#### MATERIAL FOR THE TASK
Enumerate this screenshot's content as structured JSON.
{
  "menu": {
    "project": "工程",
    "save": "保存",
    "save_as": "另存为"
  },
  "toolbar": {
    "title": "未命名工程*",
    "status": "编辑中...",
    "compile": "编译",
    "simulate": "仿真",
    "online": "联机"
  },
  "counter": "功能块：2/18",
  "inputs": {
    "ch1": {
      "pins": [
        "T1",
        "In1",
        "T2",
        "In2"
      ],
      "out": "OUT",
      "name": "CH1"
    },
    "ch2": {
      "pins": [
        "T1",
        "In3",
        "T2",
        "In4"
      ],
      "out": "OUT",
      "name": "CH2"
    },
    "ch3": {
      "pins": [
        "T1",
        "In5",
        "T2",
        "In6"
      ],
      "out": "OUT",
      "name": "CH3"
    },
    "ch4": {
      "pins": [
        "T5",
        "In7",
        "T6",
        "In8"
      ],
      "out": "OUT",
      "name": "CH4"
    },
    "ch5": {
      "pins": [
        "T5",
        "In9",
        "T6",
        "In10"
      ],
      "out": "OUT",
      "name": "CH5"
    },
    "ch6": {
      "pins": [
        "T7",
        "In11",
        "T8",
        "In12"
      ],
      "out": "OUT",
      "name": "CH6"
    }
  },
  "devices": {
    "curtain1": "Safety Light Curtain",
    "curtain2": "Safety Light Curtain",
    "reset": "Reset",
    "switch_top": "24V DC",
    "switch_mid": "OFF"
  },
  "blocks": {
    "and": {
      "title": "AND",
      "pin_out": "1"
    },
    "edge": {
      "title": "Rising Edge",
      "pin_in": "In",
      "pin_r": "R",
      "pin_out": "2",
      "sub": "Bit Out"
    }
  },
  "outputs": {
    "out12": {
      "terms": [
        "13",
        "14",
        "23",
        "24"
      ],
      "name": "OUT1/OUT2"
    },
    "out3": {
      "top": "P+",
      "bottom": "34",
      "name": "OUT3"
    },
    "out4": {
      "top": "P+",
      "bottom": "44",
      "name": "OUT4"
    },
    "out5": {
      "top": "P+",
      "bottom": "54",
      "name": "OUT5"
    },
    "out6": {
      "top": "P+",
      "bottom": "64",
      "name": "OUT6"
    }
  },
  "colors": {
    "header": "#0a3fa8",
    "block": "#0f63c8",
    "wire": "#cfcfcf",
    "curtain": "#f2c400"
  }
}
########
#### MATERIAL FOR THE TASK
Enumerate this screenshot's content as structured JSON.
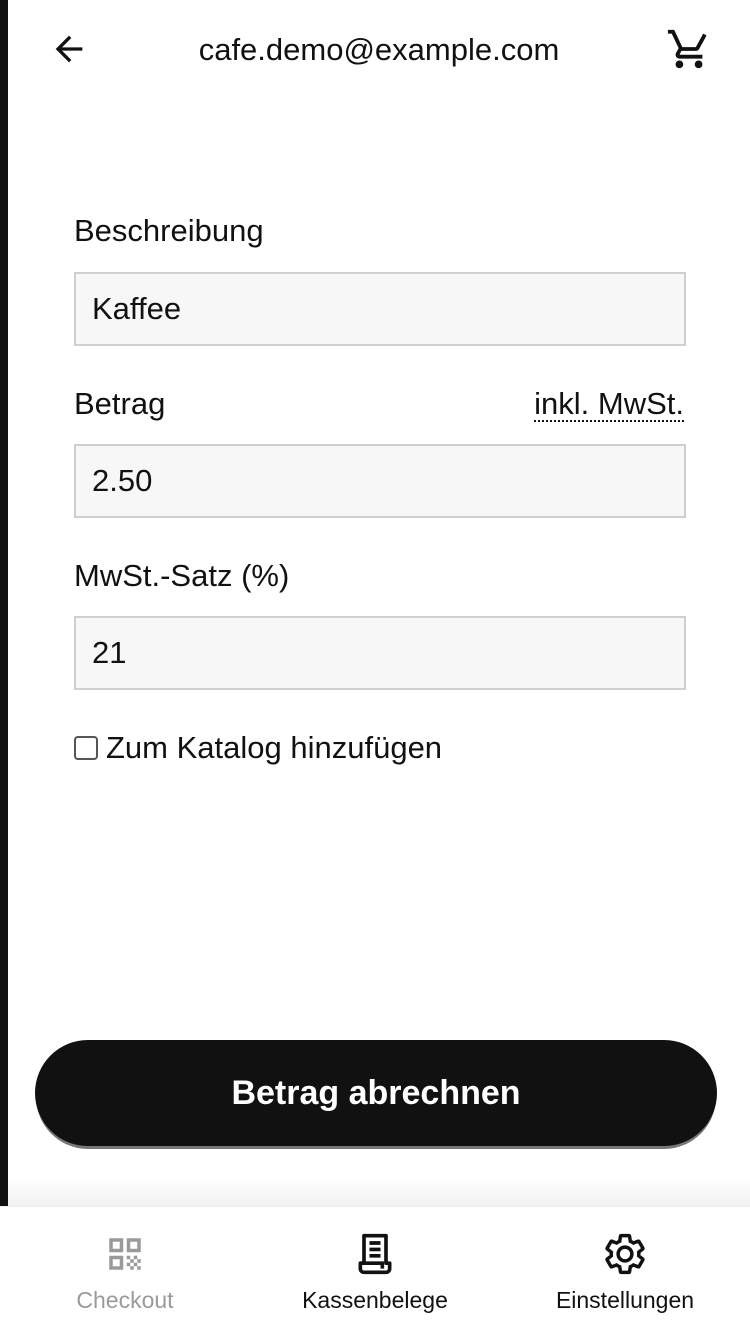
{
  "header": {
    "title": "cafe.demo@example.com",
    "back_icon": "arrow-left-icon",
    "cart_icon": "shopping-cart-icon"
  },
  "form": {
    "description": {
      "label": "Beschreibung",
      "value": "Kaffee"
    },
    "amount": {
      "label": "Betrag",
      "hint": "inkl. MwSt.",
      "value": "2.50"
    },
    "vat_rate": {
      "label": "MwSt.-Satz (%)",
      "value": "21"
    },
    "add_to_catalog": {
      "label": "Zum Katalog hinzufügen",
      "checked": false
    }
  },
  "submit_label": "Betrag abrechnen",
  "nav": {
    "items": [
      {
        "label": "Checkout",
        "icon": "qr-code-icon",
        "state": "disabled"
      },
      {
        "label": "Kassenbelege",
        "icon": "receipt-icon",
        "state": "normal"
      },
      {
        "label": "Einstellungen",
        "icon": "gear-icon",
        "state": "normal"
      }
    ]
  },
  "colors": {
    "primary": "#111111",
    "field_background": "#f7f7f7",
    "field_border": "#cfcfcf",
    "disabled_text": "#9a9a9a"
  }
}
########
Using the records given above, list every line that includes the word "bottom".

## FINISHED ANSWER:
      "bottom": "34",
      "bottom": "44",
      "bottom": "54",
      "bottom": "64",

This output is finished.